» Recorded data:
────────────────────────────────────────
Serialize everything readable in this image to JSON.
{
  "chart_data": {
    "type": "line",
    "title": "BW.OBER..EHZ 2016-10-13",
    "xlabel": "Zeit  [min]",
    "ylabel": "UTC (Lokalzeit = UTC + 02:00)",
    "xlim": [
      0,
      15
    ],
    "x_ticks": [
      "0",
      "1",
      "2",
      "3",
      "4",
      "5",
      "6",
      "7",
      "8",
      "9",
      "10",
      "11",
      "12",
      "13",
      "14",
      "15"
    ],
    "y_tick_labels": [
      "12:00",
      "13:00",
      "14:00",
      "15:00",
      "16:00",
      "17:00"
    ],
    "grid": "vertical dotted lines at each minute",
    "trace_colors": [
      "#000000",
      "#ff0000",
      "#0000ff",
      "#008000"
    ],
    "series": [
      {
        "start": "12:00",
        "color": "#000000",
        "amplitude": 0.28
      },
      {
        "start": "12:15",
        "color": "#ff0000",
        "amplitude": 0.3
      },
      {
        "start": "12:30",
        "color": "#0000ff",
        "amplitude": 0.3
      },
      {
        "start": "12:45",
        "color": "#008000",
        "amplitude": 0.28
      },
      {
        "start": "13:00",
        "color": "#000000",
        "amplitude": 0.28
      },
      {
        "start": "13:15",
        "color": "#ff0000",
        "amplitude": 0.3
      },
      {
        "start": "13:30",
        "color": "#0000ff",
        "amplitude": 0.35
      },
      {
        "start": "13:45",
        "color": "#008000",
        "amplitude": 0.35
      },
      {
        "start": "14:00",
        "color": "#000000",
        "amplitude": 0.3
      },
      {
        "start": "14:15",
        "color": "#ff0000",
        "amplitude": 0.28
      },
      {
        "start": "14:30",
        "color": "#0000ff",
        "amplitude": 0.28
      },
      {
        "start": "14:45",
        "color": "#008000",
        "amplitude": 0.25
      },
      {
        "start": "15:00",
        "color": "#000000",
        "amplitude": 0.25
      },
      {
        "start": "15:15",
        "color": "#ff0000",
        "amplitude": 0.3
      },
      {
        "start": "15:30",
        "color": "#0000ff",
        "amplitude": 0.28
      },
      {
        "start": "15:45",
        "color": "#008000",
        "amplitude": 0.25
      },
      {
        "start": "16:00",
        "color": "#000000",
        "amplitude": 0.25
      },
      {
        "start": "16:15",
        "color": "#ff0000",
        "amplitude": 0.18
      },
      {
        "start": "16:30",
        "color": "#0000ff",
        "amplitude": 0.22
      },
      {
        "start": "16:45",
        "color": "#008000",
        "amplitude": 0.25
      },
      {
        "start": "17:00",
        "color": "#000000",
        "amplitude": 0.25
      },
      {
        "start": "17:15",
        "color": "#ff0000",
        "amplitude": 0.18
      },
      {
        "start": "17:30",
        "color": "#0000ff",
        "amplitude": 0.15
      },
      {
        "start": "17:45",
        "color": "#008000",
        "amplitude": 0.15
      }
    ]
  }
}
────────────────────────────────────────
» TO BE DONE: Output an exact copy of each record.

» ANSWER TO THIS EXERCISE:
Serialize everything readable in this image to JSON.
{
  "chart_data": {
    "type": "line",
    "title": "BW.OBER..EHZ 2016-10-13",
    "xlabel": "Zeit  [min]",
    "ylabel": "UTC (Lokalzeit = UTC + 02:00)",
    "xlim": [
      0,
      15
    ],
    "x_ticks": [
      "0",
      "1",
      "2",
      "3",
      "4",
      "5",
      "6",
      "7",
      "8",
      "9",
      "10",
      "11",
      "12",
      "13",
      "14",
      "15"
    ],
    "y_tick_labels": [
      "12:00",
      "13:00",
      "14:00",
      "15:00",
      "16:00",
      "17:00"
    ],
    "grid": "vertical dotted lines at each minute",
    "trace_colors": [
      "#000000",
      "#ff0000",
      "#0000ff",
      "#008000"
    ],
    "series": [
      {
        "start": "12:00",
        "color": "#000000",
        "amplitude": 0.28
      },
      {
        "start": "12:15",
        "color": "#ff0000",
        "amplitude": 0.3
      },
      {
        "start": "12:30",
        "color": "#0000ff",
        "amplitude": 0.3
      },
      {
        "start": "12:45",
        "color": "#008000",
        "amplitude": 0.28
      },
      {
        "start": "13:00",
        "color": "#000000",
        "amplitude": 0.28
      },
      {
        "start": "13:15",
        "color": "#ff0000",
        "amplitude": 0.3
      },
      {
        "start": "13:30",
        "color": "#0000ff",
        "amplitude": 0.35
      },
      {
        "start": "13:45",
        "color": "#008000",
        "amplitude": 0.35
      },
      {
        "start": "14:00",
        "color": "#000000",
        "amplitude": 0.3
      },
      {
        "start": "14:15",
        "color": "#ff0000",
        "amplitude": 0.28
      },
      {
        "start": "14:30",
        "color": "#0000ff",
        "amplitude": 0.28
      },
      {
        "start": "14:45",
        "color": "#008000",
        "amplitude": 0.25
      },
      {
        "start": "15:00",
        "color": "#000000",
        "amplitude": 0.25
      },
      {
        "start": "15:15",
        "color": "#ff0000",
        "amplitude": 0.3
      },
      {
        "start": "15:30",
        "color": "#0000ff",
        "amplitude": 0.28
      },
      {
        "start": "15:45",
        "color": "#008000",
        "amplitude": 0.25
      },
      {
        "start": "16:00",
        "color": "#000000",
        "amplitude": 0.25
      },
      {
        "start": "16:15",
        "color": "#ff0000",
        "amplitude": 0.18
      },
      {
        "start": "16:30",
        "color": "#0000ff",
        "amplitude": 0.22
      },
      {
        "start": "16:45",
        "color": "#008000",
        "amplitude": 0.25
      },
      {
        "start": "17:00",
        "color": "#000000",
        "amplitude": 0.25
      },
      {
        "start": "17:15",
        "color": "#ff0000",
        "amplitude": 0.18
      },
      {
        "start": "17:30",
        "color": "#0000ff",
        "amplitude": 0.15
      },
      {
        "start": "17:45",
        "color": "#008000",
        "amplitude": 0.15
      }
    ]
  }
}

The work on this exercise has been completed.